* EXERCISE DETAILS
Find every line in the records below that holds the word "suivi", and copy it out.

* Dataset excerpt
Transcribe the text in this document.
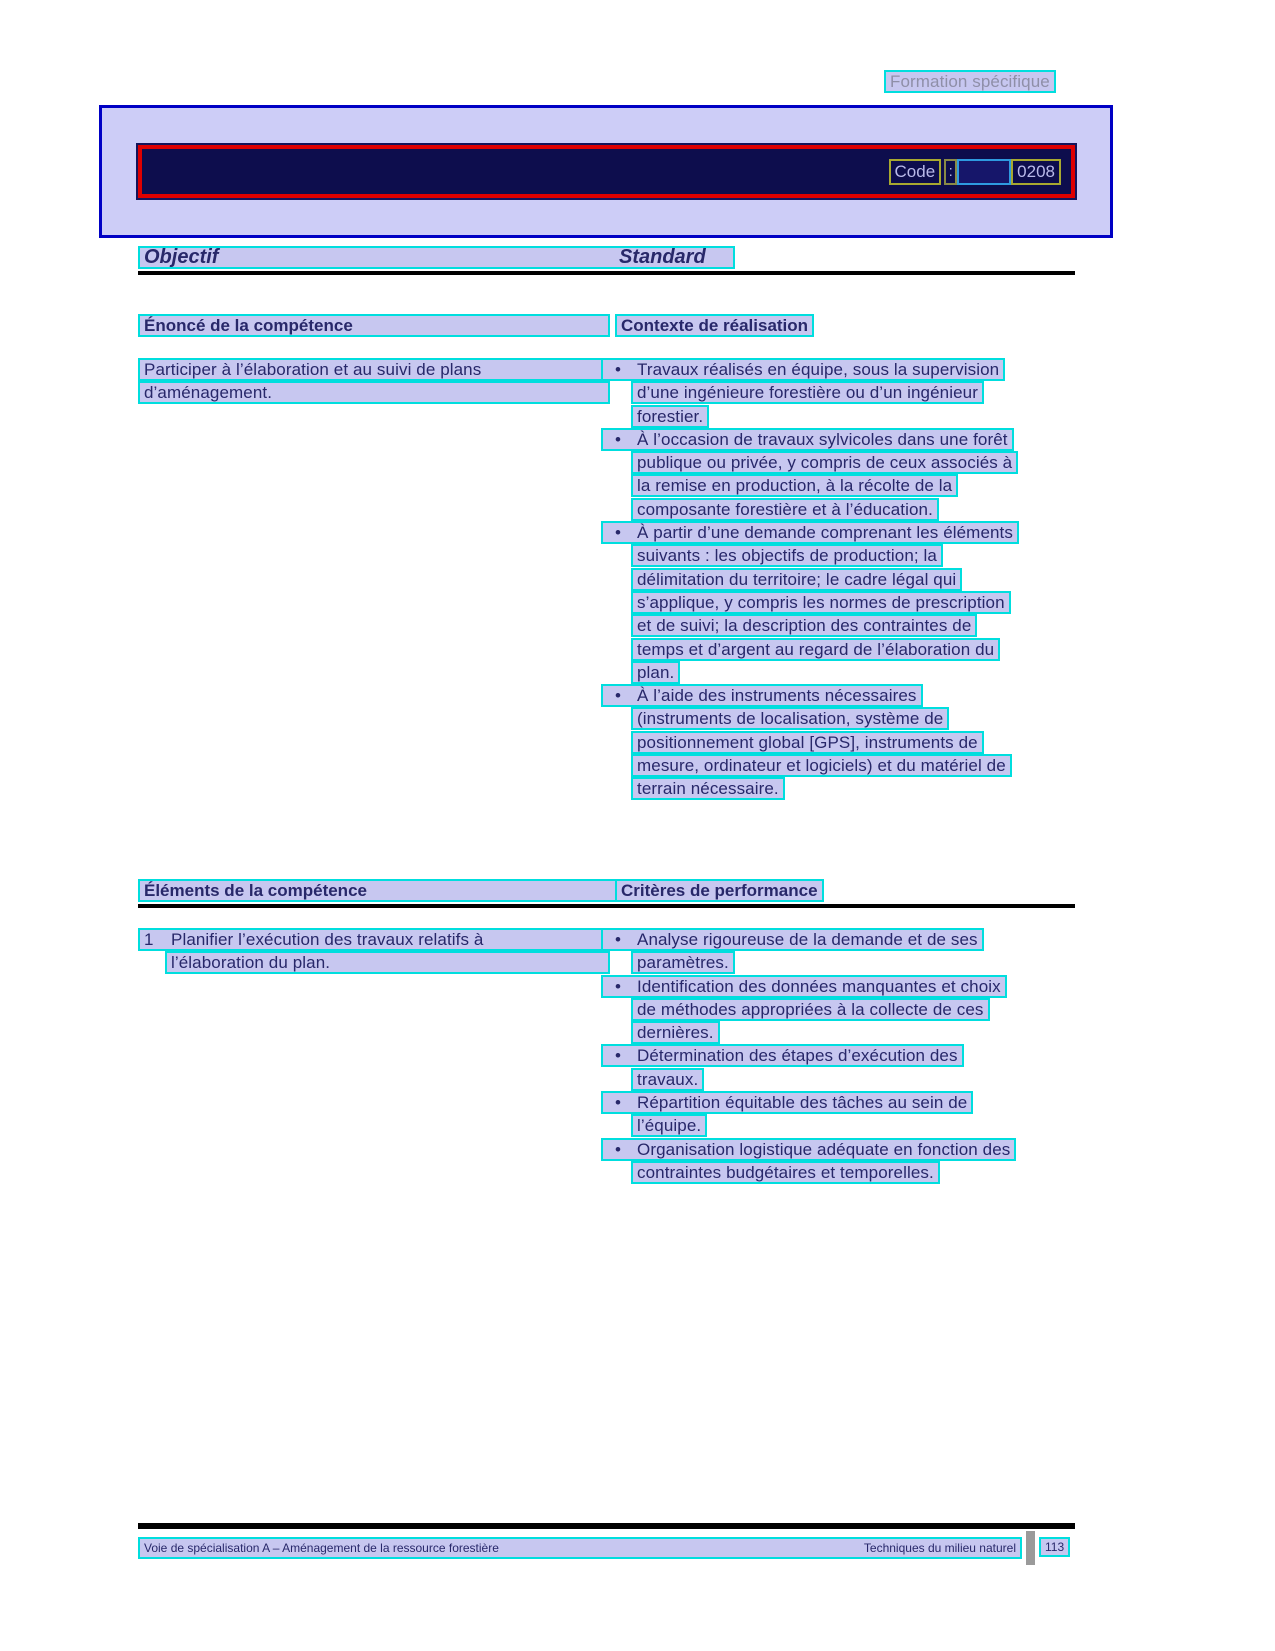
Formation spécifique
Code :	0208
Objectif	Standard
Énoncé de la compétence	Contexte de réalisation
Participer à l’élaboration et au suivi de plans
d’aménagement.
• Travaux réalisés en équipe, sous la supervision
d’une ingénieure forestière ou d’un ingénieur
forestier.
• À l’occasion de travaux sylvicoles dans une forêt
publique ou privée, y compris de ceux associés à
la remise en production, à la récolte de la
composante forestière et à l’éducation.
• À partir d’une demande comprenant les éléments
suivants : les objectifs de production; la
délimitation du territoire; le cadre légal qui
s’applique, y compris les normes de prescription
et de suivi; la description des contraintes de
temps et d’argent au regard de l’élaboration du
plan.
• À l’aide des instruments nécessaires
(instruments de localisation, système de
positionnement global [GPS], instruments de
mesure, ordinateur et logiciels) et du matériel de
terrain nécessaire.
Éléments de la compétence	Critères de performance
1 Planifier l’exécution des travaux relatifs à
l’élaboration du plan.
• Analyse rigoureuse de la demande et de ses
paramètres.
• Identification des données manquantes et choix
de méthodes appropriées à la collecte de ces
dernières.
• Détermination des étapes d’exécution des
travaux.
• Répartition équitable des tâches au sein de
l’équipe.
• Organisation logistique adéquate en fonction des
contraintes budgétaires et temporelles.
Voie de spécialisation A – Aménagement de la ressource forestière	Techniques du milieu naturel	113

--

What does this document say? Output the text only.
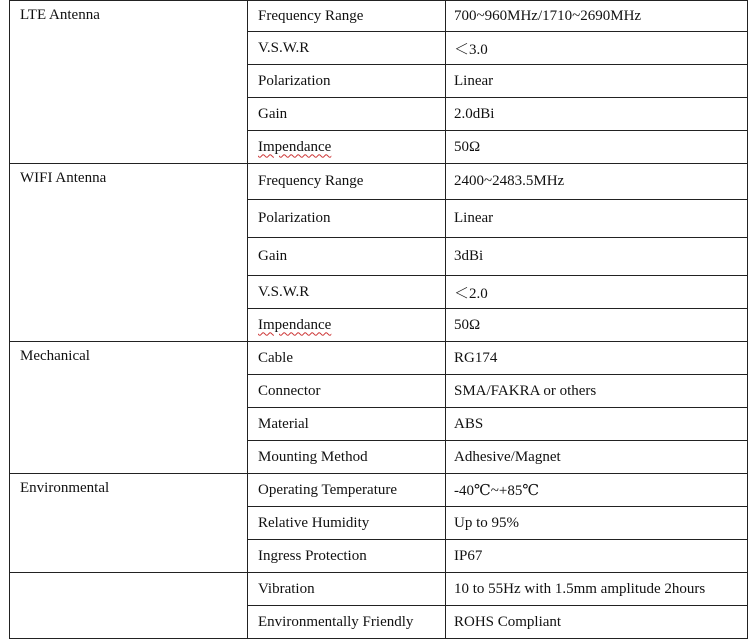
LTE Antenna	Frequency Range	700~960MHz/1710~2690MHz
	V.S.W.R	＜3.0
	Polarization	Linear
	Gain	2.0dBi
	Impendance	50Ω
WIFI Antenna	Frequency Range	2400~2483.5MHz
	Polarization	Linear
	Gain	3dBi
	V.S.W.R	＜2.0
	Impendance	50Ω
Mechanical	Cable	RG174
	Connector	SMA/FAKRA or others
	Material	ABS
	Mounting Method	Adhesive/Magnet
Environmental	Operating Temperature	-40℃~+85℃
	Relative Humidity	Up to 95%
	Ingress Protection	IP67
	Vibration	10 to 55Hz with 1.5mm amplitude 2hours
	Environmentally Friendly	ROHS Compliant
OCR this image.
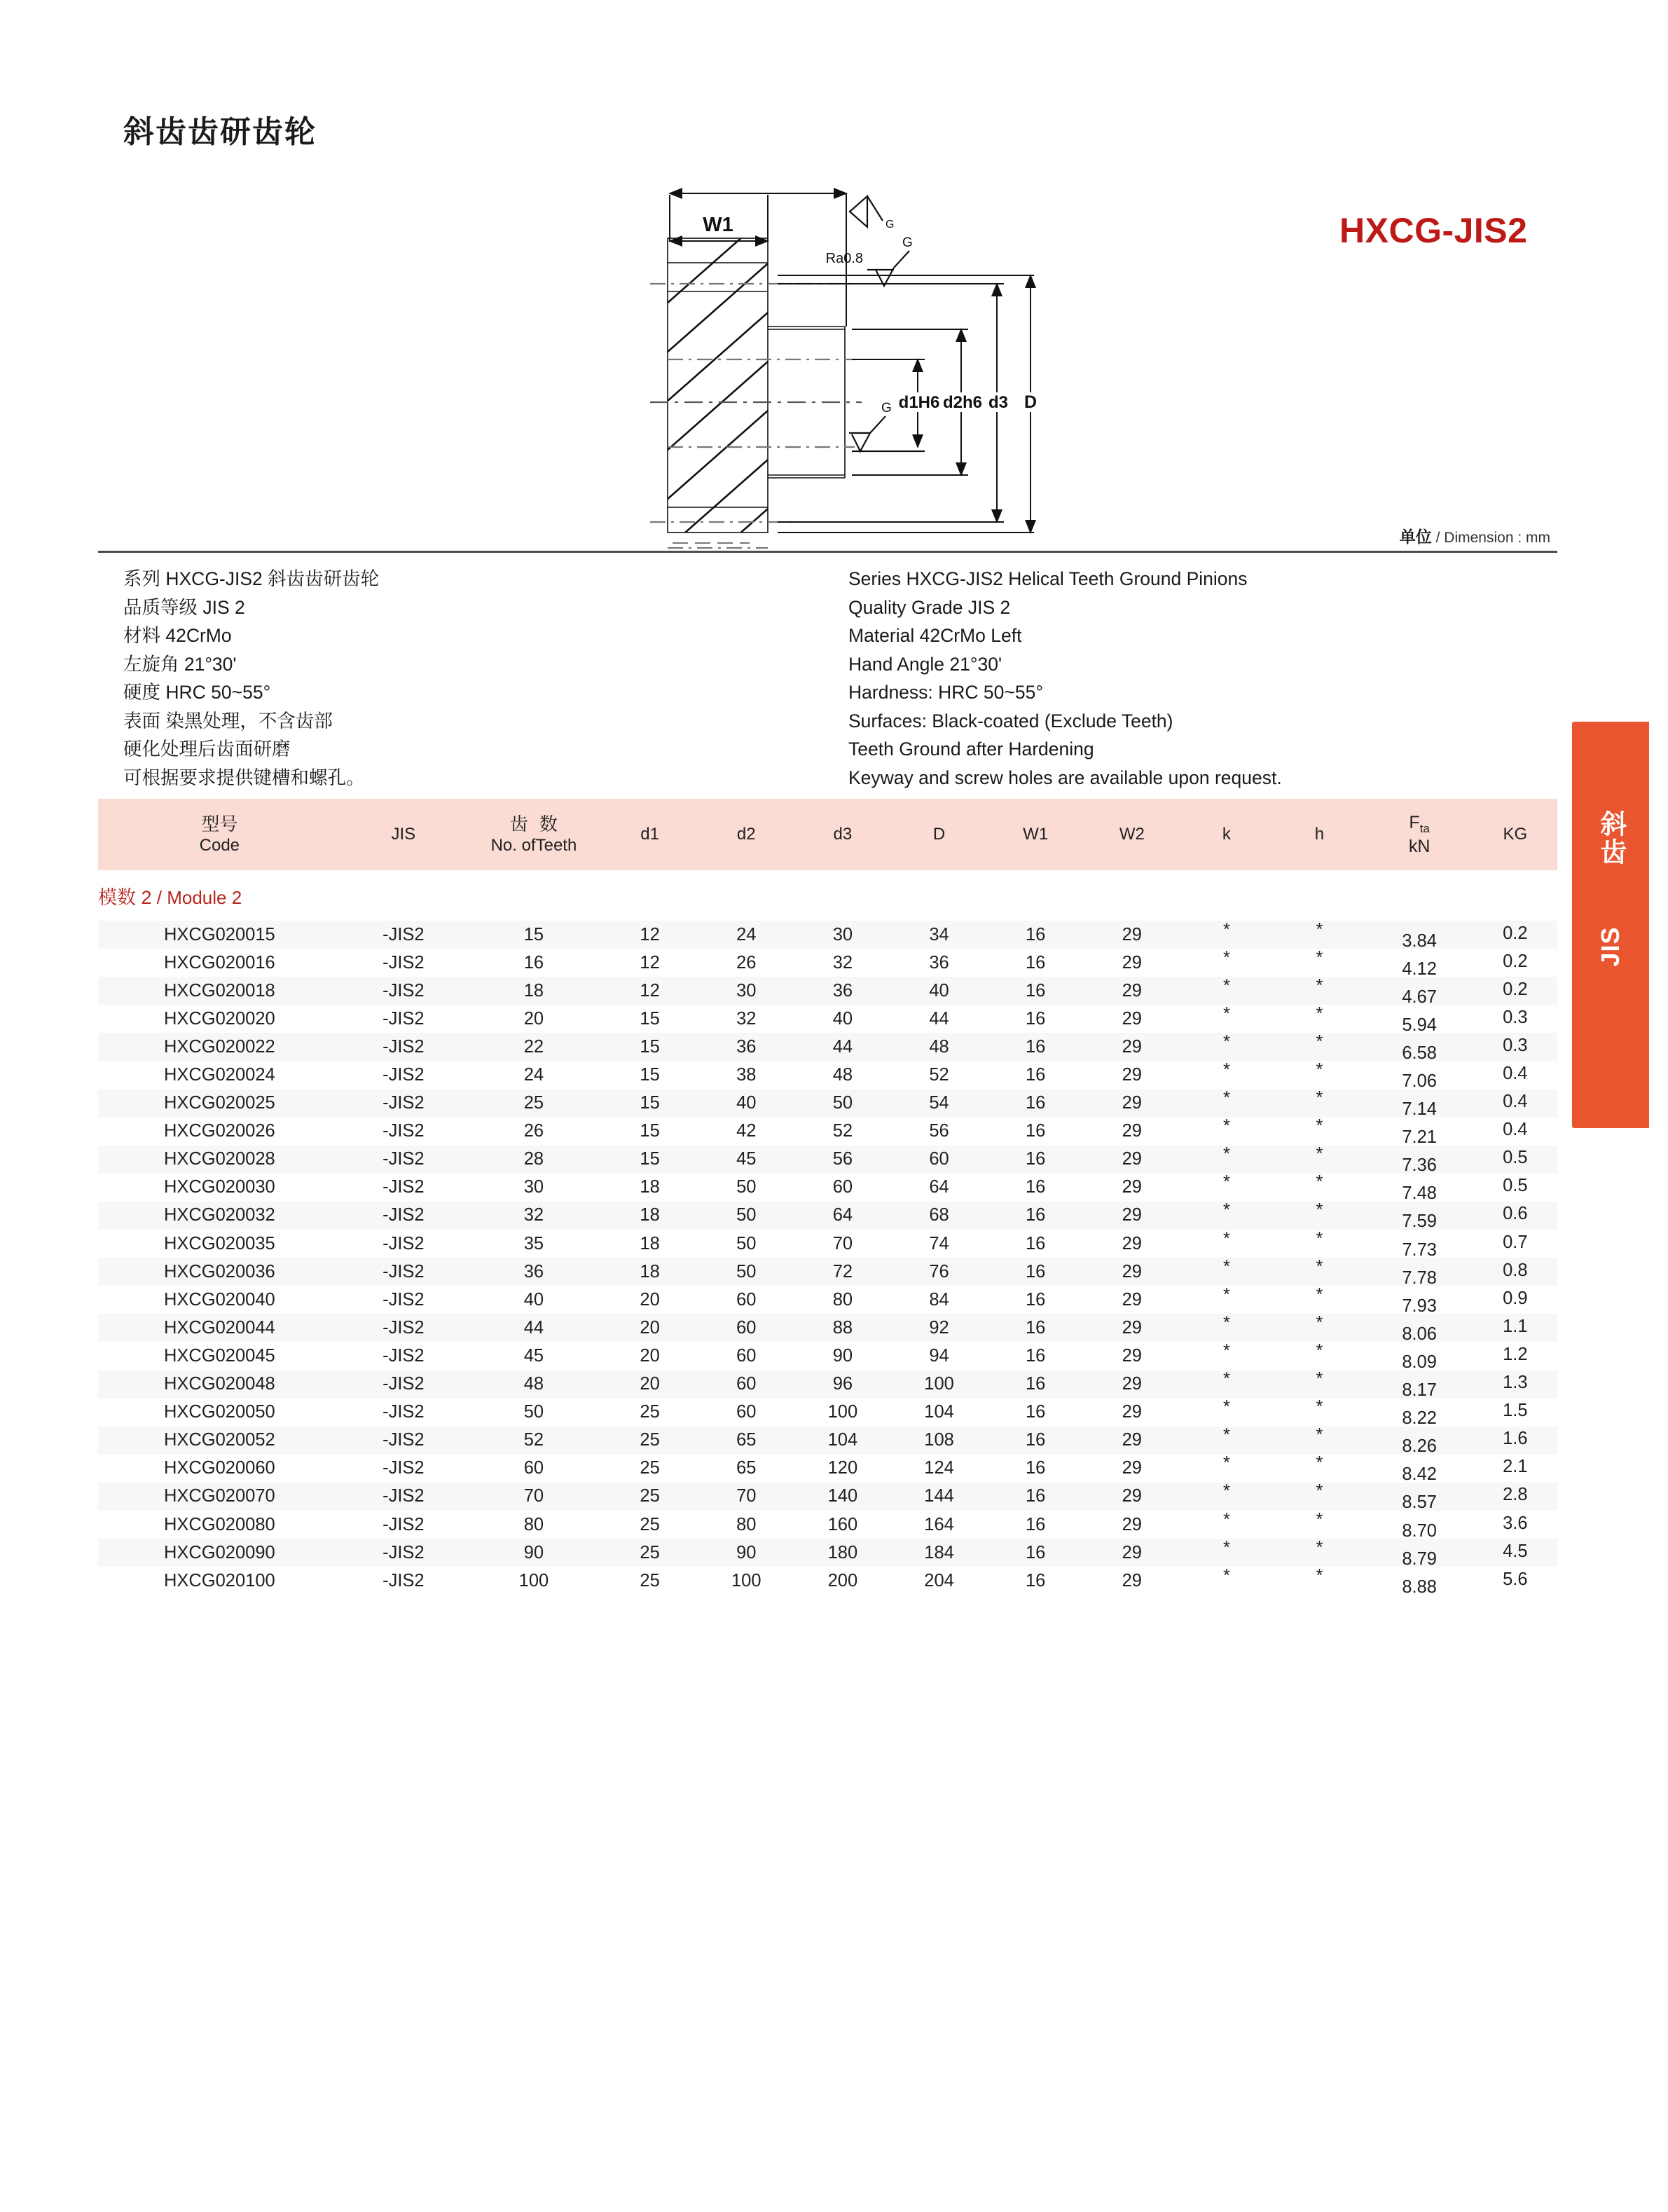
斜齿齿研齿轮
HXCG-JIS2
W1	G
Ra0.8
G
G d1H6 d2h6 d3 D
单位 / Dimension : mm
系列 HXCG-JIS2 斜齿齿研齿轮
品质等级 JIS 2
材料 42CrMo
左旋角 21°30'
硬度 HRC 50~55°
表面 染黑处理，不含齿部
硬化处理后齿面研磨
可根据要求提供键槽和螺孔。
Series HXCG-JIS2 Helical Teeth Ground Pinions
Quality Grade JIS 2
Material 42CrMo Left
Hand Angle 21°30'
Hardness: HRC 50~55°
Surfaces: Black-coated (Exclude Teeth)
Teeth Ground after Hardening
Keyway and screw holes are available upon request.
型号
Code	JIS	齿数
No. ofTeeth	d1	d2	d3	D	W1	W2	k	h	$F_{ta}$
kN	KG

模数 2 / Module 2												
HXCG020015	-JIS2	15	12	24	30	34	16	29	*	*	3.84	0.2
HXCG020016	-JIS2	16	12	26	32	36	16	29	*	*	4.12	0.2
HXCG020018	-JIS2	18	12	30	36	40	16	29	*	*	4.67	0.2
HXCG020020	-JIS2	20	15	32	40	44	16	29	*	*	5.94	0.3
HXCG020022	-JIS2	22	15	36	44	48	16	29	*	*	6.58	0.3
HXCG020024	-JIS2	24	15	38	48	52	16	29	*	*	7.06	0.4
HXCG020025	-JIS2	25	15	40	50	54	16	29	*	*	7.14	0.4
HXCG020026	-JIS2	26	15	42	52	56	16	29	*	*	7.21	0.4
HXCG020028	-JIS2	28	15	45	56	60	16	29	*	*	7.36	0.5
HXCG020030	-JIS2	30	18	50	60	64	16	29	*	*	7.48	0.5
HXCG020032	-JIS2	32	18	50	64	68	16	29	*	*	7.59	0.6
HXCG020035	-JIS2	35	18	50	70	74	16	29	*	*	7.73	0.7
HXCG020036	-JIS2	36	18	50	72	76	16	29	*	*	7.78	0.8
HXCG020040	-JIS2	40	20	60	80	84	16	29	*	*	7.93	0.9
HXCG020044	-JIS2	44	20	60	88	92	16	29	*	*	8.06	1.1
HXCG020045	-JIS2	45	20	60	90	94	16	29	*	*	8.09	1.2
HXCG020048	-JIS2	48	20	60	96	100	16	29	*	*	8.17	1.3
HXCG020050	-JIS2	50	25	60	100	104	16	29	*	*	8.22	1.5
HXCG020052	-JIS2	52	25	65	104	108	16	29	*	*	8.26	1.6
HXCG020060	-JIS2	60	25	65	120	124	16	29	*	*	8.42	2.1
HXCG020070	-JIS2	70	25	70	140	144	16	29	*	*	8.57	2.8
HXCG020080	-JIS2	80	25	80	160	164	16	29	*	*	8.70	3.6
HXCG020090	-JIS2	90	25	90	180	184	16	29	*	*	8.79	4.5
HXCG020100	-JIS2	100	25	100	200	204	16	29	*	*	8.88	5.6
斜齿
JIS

* TASK OUTPUT
Participer à l’élaboration et au suivi de plans
et de suivi; la description des contraintes de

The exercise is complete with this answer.